* [Description of the task] Each entry below should be returned exactly as is, with the pictures removed.

= = =

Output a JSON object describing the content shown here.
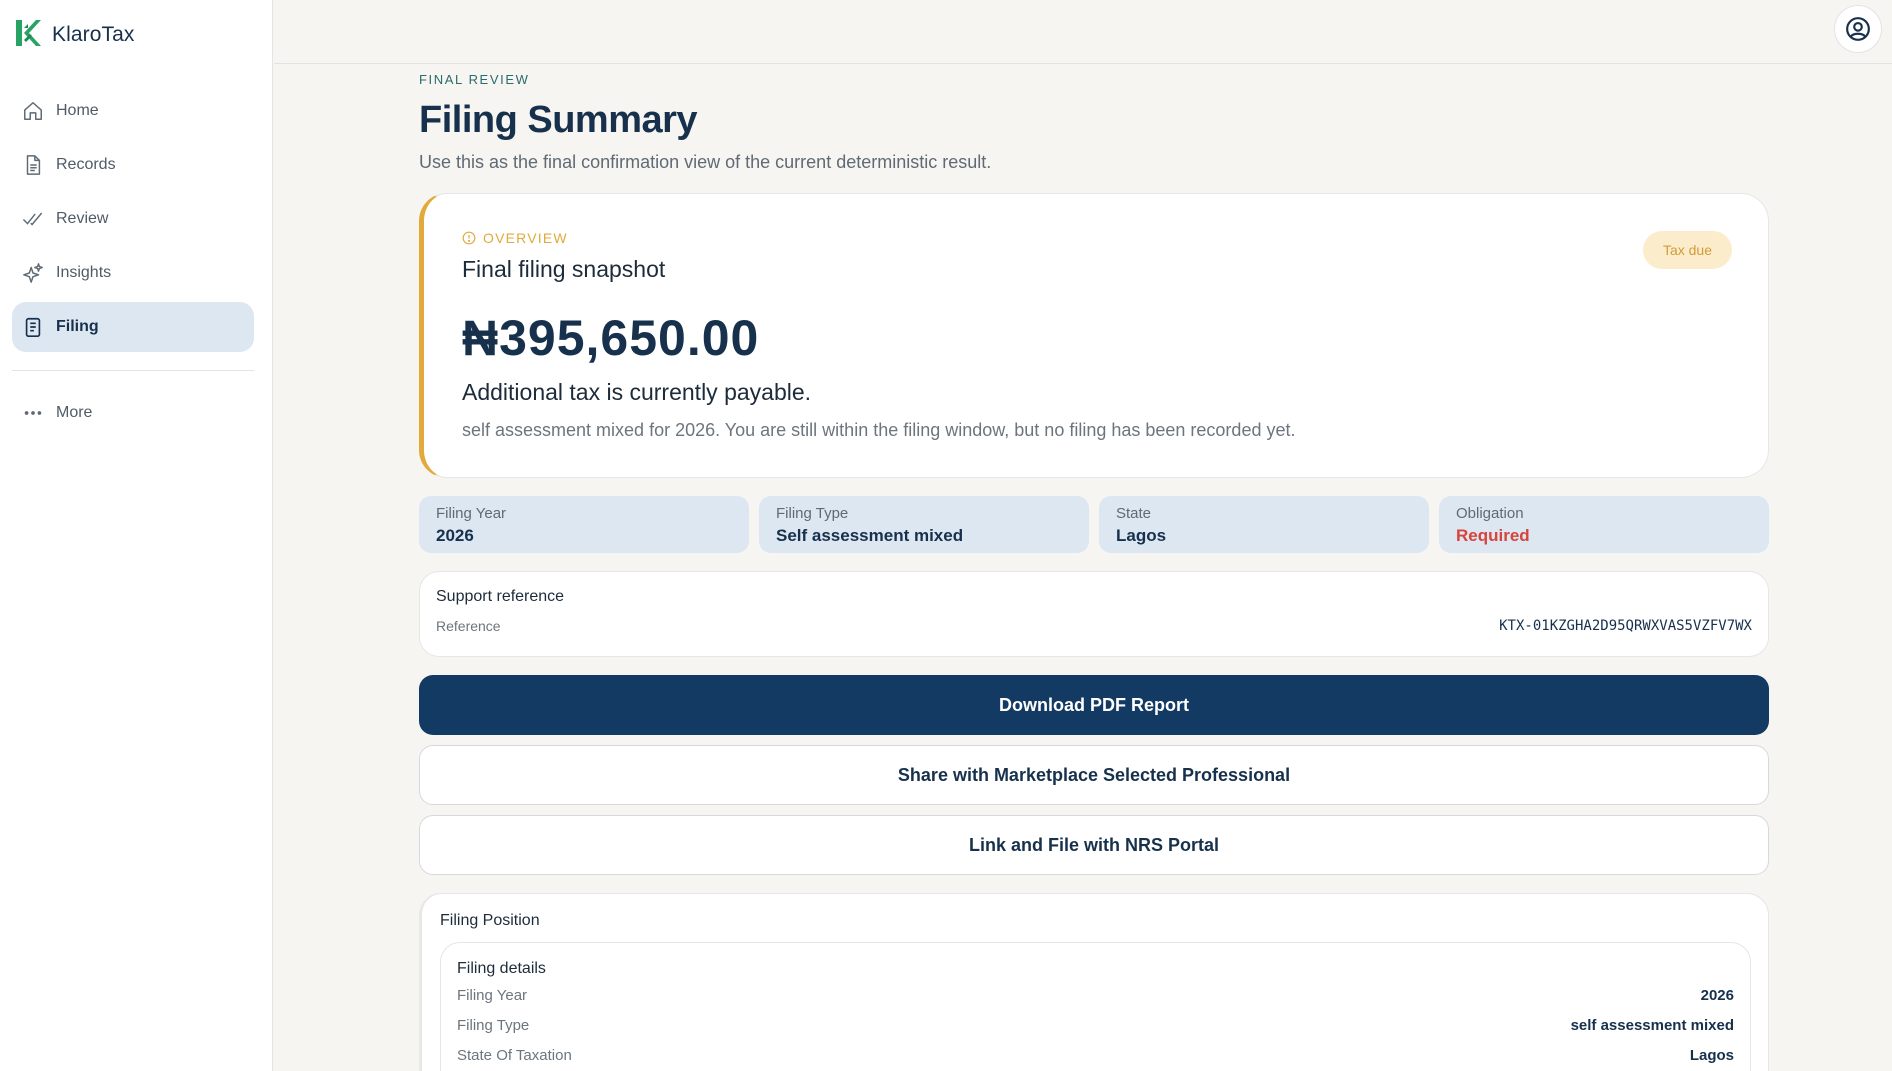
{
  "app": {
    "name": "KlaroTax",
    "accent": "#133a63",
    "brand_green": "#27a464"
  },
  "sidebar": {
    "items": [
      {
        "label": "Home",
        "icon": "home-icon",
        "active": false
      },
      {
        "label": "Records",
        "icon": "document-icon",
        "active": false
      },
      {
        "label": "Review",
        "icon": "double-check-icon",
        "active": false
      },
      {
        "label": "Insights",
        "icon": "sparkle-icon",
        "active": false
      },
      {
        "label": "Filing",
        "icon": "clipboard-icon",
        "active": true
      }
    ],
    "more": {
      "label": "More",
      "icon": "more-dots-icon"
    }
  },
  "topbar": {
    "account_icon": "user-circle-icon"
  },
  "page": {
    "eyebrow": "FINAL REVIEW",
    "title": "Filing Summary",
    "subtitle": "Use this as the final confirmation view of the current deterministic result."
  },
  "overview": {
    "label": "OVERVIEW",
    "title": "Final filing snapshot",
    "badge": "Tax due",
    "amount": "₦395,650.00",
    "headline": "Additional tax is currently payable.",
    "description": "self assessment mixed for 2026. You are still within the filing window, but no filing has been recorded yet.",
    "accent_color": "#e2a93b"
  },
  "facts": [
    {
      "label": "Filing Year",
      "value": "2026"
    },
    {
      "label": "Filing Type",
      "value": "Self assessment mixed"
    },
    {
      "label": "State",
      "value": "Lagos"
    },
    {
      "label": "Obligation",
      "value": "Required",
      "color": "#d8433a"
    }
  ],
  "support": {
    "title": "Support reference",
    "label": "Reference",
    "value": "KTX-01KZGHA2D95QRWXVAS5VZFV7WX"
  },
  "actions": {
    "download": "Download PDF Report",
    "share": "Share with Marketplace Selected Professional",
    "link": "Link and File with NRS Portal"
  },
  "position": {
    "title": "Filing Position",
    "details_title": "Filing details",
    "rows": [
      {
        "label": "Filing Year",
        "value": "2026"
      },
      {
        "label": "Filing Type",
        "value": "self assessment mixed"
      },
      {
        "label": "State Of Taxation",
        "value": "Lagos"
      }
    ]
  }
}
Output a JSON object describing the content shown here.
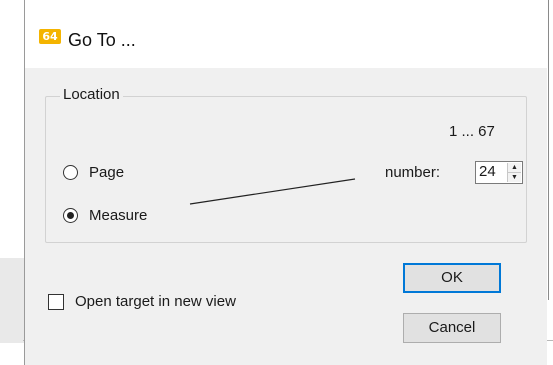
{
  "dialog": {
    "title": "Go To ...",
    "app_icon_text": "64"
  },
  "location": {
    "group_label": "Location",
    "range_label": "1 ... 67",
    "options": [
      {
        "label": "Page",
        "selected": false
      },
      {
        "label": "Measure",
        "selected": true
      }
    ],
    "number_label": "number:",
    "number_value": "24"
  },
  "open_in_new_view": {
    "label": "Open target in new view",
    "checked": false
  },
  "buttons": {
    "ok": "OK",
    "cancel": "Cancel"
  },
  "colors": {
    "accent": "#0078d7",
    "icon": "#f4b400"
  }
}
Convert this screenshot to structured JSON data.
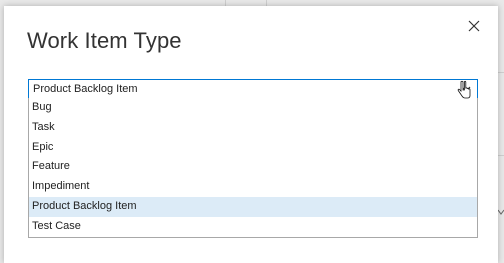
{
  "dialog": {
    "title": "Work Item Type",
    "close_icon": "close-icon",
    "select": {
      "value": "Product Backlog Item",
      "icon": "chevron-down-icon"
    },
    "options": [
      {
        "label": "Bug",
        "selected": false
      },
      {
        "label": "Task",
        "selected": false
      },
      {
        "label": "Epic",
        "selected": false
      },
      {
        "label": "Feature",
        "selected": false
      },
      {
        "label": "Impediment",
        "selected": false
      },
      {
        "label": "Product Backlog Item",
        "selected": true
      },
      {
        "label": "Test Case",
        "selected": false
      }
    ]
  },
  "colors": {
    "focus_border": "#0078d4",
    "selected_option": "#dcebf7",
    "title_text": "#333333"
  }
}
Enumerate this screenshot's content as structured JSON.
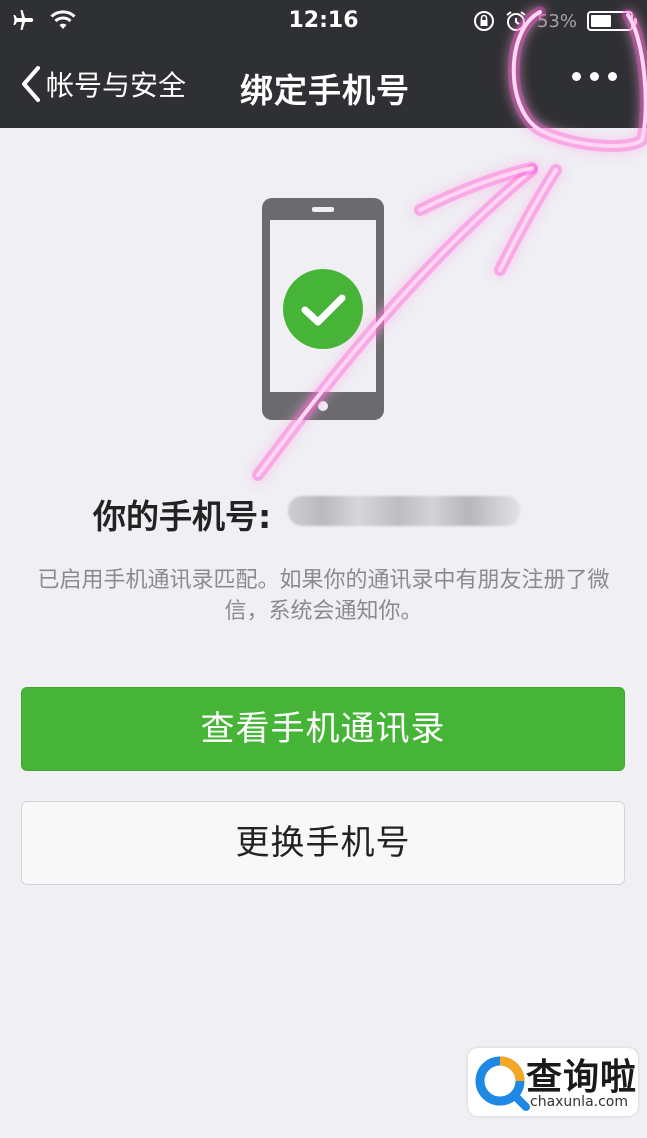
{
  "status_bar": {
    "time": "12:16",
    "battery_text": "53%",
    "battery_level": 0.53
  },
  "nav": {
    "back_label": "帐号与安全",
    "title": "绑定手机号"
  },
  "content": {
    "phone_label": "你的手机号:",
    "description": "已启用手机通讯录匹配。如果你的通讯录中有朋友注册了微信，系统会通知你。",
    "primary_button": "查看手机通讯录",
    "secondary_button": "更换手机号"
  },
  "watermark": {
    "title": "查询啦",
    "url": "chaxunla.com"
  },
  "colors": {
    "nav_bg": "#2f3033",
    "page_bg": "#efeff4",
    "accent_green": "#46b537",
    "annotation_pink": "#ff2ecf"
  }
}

= = =

* [Response below]
Output a JSON object describing the content shown here.
{
  "app": {
    "name": "KlaroTax",
    "accent": "#133a63",
    "brand_green": "#27a464"
  },
  "sidebar": {
    "items": [
      {
        "label": "Home",
        "icon": "home-icon",
        "active": false
      },
      {
        "label": "Records",
        "icon": "document-icon",
        "active": false
      },
      {
        "label": "Review",
        "icon": "double-check-icon",
        "active": false
      },
      {
        "label": "Insights",
        "icon": "sparkle-icon",
        "active": false
      },
      {
        "label": "Filing",
        "icon": "clipboard-icon",
        "active": true
      }
    ],
    "more": {
      "label": "More",
      "icon": "more-dots-icon"
    }
  },
  "topbar": {
    "account_icon": "user-circle-icon"
  },
  "page": {
    "eyebrow": "FINAL REVIEW",
    "title": "Filing Summary",
    "subtitle": "Use this as the final confirmation view of the current deterministic result."
  },
  "overview": {
    "label": "OVERVIEW",
    "title": "Final filing snapshot",
    "badge": "Tax due",
    "amount": "₦395,650.00",
    "headline": "Additional tax is currently payable.",
    "description": "self assessment mixed for 2026. You are still within the filing window, but no filing has been recorded yet.",
    "accent_color": "#e2a93b"
  },
  "facts": [
    {
      "label": "Filing Year",
      "value": "2026"
    },
    {
      "label": "Filing Type",
      "value": "Self assessment mixed"
    },
    {
      "label": "State",
      "value": "Lagos"
    },
    {
      "label": "Obligation",
      "value": "Required",
      "color": "#d8433a"
    }
  ],
  "support": {
    "title": "Support reference",
    "label": "Reference",
    "value": "KTX-01KZGHA2D95QRWXVAS5VZFV7WX"
  },
  "actions": {
    "download": "Download PDF Report",
    "share": "Share with Marketplace Selected Professional",
    "link": "Link and File with NRS Portal"
  },
  "position": {
    "title": "Filing Position",
    "details_title": "Filing details",
    "rows": [
      {
        "label": "Filing Year",
        "value": "2026"
      },
      {
        "label": "Filing Type",
        "value": "self assessment mixed"
      },
      {
        "label": "State Of Taxation",
        "value": "Lagos"
      }
    ]
  }
}
Output a JSON object describing the content shown here.
{
  "dialog": {
    "title": "Go To ...",
    "app_icon_text": "64"
  },
  "location": {
    "group_label": "Location",
    "range_label": "1 ... 67",
    "options": [
      {
        "label": "Page",
        "selected": false
      },
      {
        "label": "Measure",
        "selected": true
      }
    ],
    "number_label": "number:",
    "number_value": "24"
  },
  "open_in_new_view": {
    "label": "Open target in new view",
    "checked": false
  },
  "buttons": {
    "ok": "OK",
    "cancel": "Cancel"
  },
  "colors": {
    "accent": "#0078d7",
    "icon": "#f4b400"
  }
}
Convert this screenshot to structured JSON data.
{
  "dialog": {
    "title": "Work Item Type",
    "close_icon": "close-icon",
    "select": {
      "value": "Product Backlog Item",
      "icon": "chevron-down-icon"
    },
    "options": [
      {
        "label": "Bug",
        "selected": false
      },
      {
        "label": "Task",
        "selected": false
      },
      {
        "label": "Epic",
        "selected": false
      },
      {
        "label": "Feature",
        "selected": false
      },
      {
        "label": "Impediment",
        "selected": false
      },
      {
        "label": "Product Backlog Item",
        "selected": true
      },
      {
        "label": "Test Case",
        "selected": false
      }
    ]
  },
  "colors": {
    "focus_border": "#0078d4",
    "selected_option": "#dcebf7",
    "title_text": "#333333"
  }
}
Enumerate this screenshot's content as structured JSON.
{
  "status_bar": {
    "time": "12:16",
    "battery_text": "53%",
    "battery_level": 0.53
  },
  "nav": {
    "back_label": "帐号与安全",
    "title": "绑定手机号"
  },
  "content": {
    "phone_label": "你的手机号:",
    "description": "已启用手机通讯录匹配。如果你的通讯录中有朋友注册了微信，系统会通知你。",
    "primary_button": "查看手机通讯录",
    "secondary_button": "更换手机号"
  },
  "watermark": {
    "title": "查询啦",
    "url": "chaxunla.com"
  },
  "colors": {
    "nav_bg": "#2f3033",
    "page_bg": "#efeff4",
    "accent_green": "#46b537",
    "annotation_pink": "#ff2ecf"
  }
}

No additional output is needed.